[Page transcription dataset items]
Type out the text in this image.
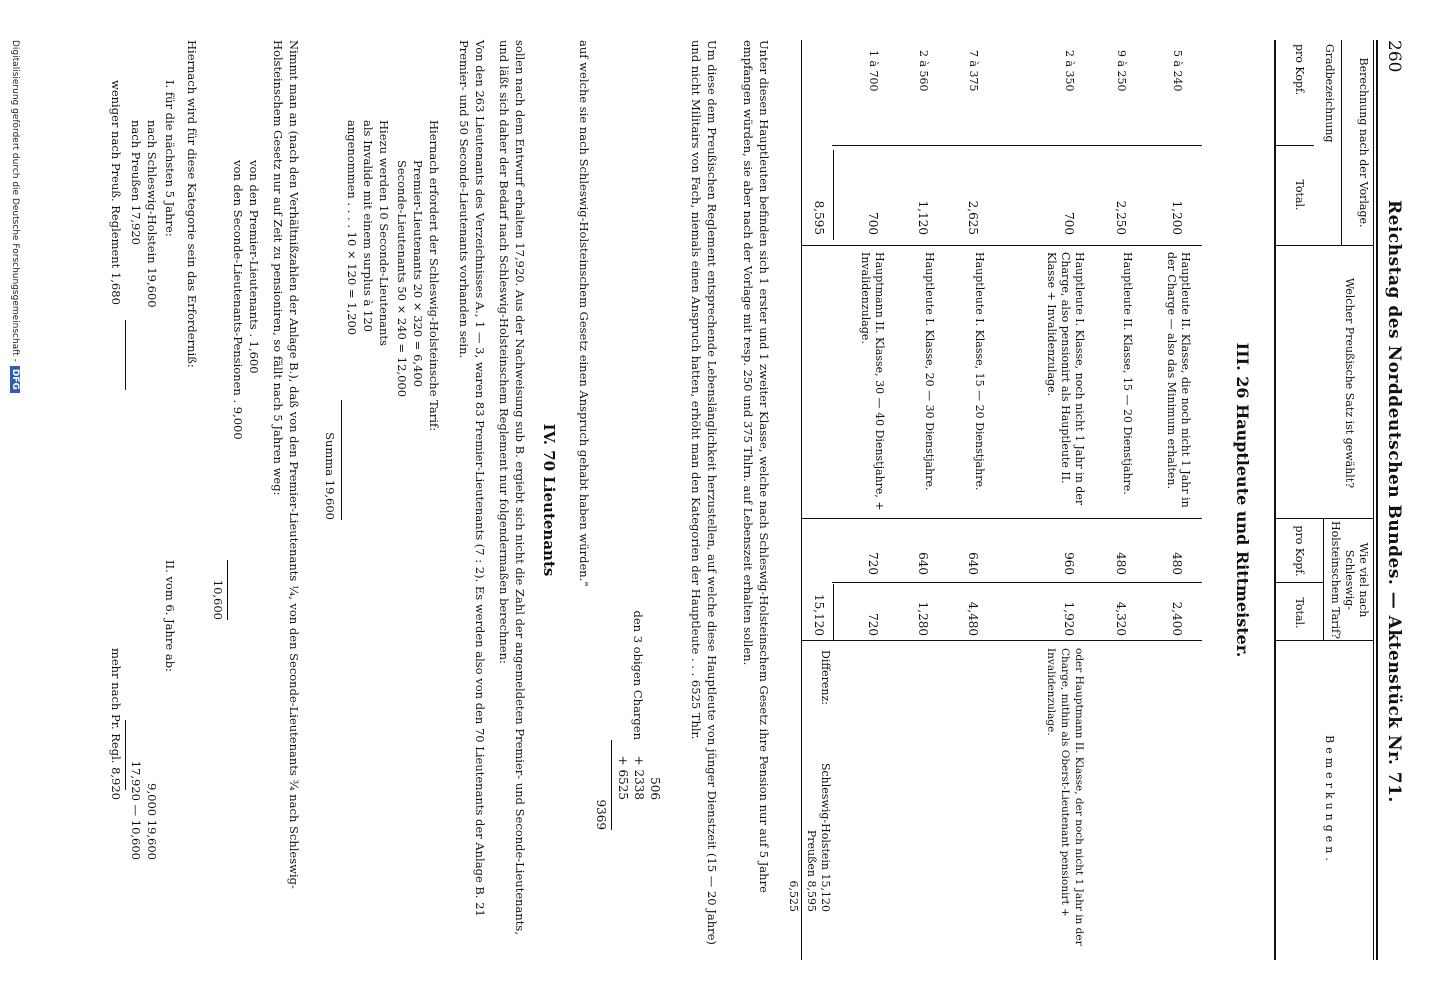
260
Reichstag des Norddeutschen Bundes. — Aktenstück Nr. 71.
Berechnung nach der Vorlage.
Gradbezeichnung
pro Kopf.
Total.
Welcher Preußische Satz ist gewählt?
Wie viel nach Schleswig-Holsteinschem Tarif?
pro Kopf.
Total.
Bemerkungen.
III. 26 Hauptleute und Rittmeister.
5 à 240
1,200
Hauptleute II. Klasse, die noch nicht 1 Jahr in der Charge — also das Minimum erhalten.
480
2,400
9 à 250
2,250
Hauptleute II. Klasse, 15 — 20 Dienstjahre.
480
4,320
2 à 350
700
Hauptleute I. Klasse, noch nicht 1 Jahr in der Charge, also pensionirt als Hauptleute II. Klasse + Invalidenzulage.
960
1,920
oder Hauptmann II. Klasse, der noch nicht 1 Jahr in der Charge, mithin als Oberst-Lieutenant pensionirt + Invalidenzulage.
7 à 375
2,625
Hauptleute I. Klasse, 15 — 20 Dienstjahre.
640
4,480
2 à 560
1,120
Hauptleute I. Klasse, 20 — 30 Dienstjahre.
640
1,280
1 à 700
700
Hauptmann II. Klasse, 30 — 40 Dienstjahre, + Invalidenzulage.
720
720
8,595
15,120
Differenz:
Schleswig-Holstein 15,120
Preußen 8,595
6,525
Unter diesen Hauptleuten befinden sich 1 erster und 1 zweiter Klasse, welche nach Schleswig-Holsteinschem Gesetz ihre Pension nur auf 5 Jahre empfangen würden, sie aber nach der Vorlage mit resp. 250 und 375 Thlrn. auf Lebenszeit erhalten sollen.
Um diese dem Preußischen Reglement entsprechende Lebenslänglichkeit herzustellen, auf welche diese Hauptleute von jünger Dienstzeit (15 — 20 Jahre) und nicht Militairs von Fach, niemals einen Anspruch hatten, erhöht man den Kategorien der Hauptleute . . . 6525 Thlr.
506
den 3 obigen Chargen
+ 2338
+ 6525
9369
auf welche sie nach Schleswig-Holsteinschem Gesetz einen Anspruch gehabt haben würden."
IV. 70 Lieutenants
sollen nach dem Entwurf erhalten 17,920. Aus der Nachweisung sub B. ergiebt sich nicht die Zahl der angemeldeten Premier- und Seconde-Lieutenants, und läßt sich daher der Bedarf nach Schleswig-Holsteinschem Reglement nur folgendermaßen berechnen:
Von den 263 Lieutenants des Verzeichnisses A., 1 — 3, waren 83 Premier-Lieutenants (7 : 2). Es werden also von den 70 Lieutenants der Anlage B. 21 Premier- und 50 Seconde-Lieutenants vorhanden sein.
Hiernach erfordert der Schleswig-Holsteinsche Tarif:
Premier-Lieutenants 20 × 320 = 6,400
Seconde-Lieutenants 50 × 240 = 12,000
Hiezu werden 10 Seconde-Lieutenants
als Invalide mit einem surplus à 120
angenommen . . . . 10 × 120 = 1,200
Summa 19,600
Nimmt man an (nach den Verhältnißzahlen der Anlage B.), daß von den Premier-Lieutenants ¼, von den Seconde-Lieutenants ¾ nach Schleswig-Holsteinschem Gesetz nur auf Zeit zu pensioniren, so fällt nach 5 Jahren weg:
von den Premier-Lieutenants . 1,600
von den Seconde-Lieutenants-Pensionen . 9,000
10,600
Hiernach wird für diese Kategorie sein das Erforderniß:
I. für die nächsten 5 Jahre:
nach Schleswig-Holstein 19,600
nach Preußen 17,920
weniger nach Preuß. Reglement 1,680
II. vom 6. Jahre ab:
9,000 19,600
17,920 — 10,600
mehr nach Pr. Regl. 8,920
Digitalisierung gefördert durch die Deutsche Forschungsgemeinschaft -DFG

## [Brief]
Repeat every line of the data exactly, but do not include pictures.

## [Written response]
Type out the text in this image.
260
Reichstag des Norddeutschen Bundes. — Aktenstück Nr. 71.
Berechnung nach der Vorlage.
Gradbezeichnung
pro Kopf.
Total.
Welcher Preußische Satz ist gewählt?
Wie viel nach Schleswig-Holsteinschem Tarif?
pro Kopf.
Total.
Bemerkungen.
III. 26 Hauptleute und Rittmeister.
5 à 240
1,200
Hauptleute II. Klasse, die noch nicht 1 Jahr in der Charge — also das Minimum erhalten.
480
2,400
9 à 250
2,250
Hauptleute II. Klasse, 15 — 20 Dienstjahre.
480
4,320
2 à 350
700
Hauptleute I. Klasse, noch nicht 1 Jahr in der Charge, also pensionirt als Hauptleute II. Klasse + Invalidenzulage.
960
1,920
oder Hauptmann II. Klasse, der noch nicht 1 Jahr in der Charge, mithin als Oberst-Lieutenant pensionirt + Invalidenzulage.
7 à 375
2,625
Hauptleute I. Klasse, 15 — 20 Dienstjahre.
640
4,480
2 à 560
1,120
Hauptleute I. Klasse, 20 — 30 Dienstjahre.
640
1,280
1 à 700
700
Hauptmann II. Klasse, 30 — 40 Dienstjahre, + Invalidenzulage.
720
720
8,595
15,120
Differenz:
Schleswig-Holstein 15,120
Preußen 8,595
6,525
Unter diesen Hauptleuten befinden sich 1 erster und 1 zweiter Klasse, welche nach Schleswig-Holsteinschem Gesetz ihre Pension nur auf 5 Jahre empfangen würden, sie aber nach der Vorlage mit resp. 250 und 375 Thlrn. auf Lebenszeit erhalten sollen.
Um diese dem Preußischen Reglement entsprechende Lebenslänglichkeit herzustellen, auf welche diese Hauptleute von jünger Dienstzeit (15 — 20 Jahre) und nicht Militairs von Fach, niemals einen Anspruch hatten, erhöht man den Kategorien der Hauptleute . . . 6525 Thlr.
506
den 3 obigen Chargen
+ 2338
+ 6525
9369
auf welche sie nach Schleswig-Holsteinschem Gesetz einen Anspruch gehabt haben würden."
IV. 70 Lieutenants
sollen nach dem Entwurf erhalten 17,920. Aus der Nachweisung sub B. ergiebt sich nicht die Zahl der angemeldeten Premier- und Seconde-Lieutenants, und läßt sich daher der Bedarf nach Schleswig-Holsteinschem Reglement nur folgendermaßen berechnen:
Von den 263 Lieutenants des Verzeichnisses A., 1 — 3, waren 83 Premier-Lieutenants (7 : 2). Es werden also von den 70 Lieutenants der Anlage B. 21 Premier- und 50 Seconde-Lieutenants vorhanden sein.
Hiernach erfordert der Schleswig-Holsteinsche Tarif:
Premier-Lieutenants 20 × 320 = 6,400
Seconde-Lieutenants 50 × 240 = 12,000
Hiezu werden 10 Seconde-Lieutenants
als Invalide mit einem surplus à 120
angenommen . . . . 10 × 120 = 1,200
Summa 19,600
Nimmt man an (nach den Verhältnißzahlen der Anlage B.), daß von den Premier-Lieutenants ¼, von den Seconde-Lieutenants ¾ nach Schleswig-Holsteinschem Gesetz nur auf Zeit zu pensioniren, so fällt nach 5 Jahren weg:
von den Premier-Lieutenants . 1,600
von den Seconde-Lieutenants-Pensionen . 9,000
10,600
Hiernach wird für diese Kategorie sein das Erforderniß:
I. für die nächsten 5 Jahre:
nach Schleswig-Holstein 19,600
nach Preußen 17,920
weniger nach Preuß. Reglement 1,680
II. vom 6. Jahre ab:
9,000 19,600
17,920 — 10,600
mehr nach Pr. Regl. 8,920
Digitalisierung gefördert durch die Deutsche Forschungsgemeinschaft -DFG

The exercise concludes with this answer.